From the listing below, extract every line containing "display".

════════════════

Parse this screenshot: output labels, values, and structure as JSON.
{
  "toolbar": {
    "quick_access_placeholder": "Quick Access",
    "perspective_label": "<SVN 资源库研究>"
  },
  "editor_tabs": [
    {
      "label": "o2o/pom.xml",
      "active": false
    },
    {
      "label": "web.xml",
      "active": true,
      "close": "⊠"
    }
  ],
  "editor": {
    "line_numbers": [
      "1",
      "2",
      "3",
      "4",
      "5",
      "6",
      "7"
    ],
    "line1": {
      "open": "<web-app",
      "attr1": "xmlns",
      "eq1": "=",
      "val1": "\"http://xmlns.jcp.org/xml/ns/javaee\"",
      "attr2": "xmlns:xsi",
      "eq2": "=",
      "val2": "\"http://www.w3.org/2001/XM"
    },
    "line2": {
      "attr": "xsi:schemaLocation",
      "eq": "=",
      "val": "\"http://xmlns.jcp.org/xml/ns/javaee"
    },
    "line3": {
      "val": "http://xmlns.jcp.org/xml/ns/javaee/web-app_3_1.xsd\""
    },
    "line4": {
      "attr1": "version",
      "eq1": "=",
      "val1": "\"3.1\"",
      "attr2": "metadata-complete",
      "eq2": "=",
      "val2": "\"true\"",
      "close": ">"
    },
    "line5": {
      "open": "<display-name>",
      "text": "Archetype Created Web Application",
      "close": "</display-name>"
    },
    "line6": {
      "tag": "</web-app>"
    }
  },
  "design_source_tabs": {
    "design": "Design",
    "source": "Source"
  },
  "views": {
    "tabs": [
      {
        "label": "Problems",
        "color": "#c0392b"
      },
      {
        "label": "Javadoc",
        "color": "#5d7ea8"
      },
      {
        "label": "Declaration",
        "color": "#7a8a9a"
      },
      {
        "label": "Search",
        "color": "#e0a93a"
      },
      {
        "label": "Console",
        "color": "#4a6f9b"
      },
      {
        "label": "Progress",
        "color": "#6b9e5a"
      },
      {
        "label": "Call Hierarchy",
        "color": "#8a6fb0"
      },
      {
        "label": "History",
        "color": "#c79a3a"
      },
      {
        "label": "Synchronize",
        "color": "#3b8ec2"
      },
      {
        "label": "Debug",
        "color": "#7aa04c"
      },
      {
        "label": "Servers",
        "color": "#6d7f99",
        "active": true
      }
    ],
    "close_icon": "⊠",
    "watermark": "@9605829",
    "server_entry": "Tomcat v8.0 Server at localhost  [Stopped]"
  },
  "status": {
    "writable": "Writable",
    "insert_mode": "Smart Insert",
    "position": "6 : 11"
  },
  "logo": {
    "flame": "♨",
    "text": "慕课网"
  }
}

════════════════

■ Output
      "open": "<display-name>",
      "close": "</display-name>"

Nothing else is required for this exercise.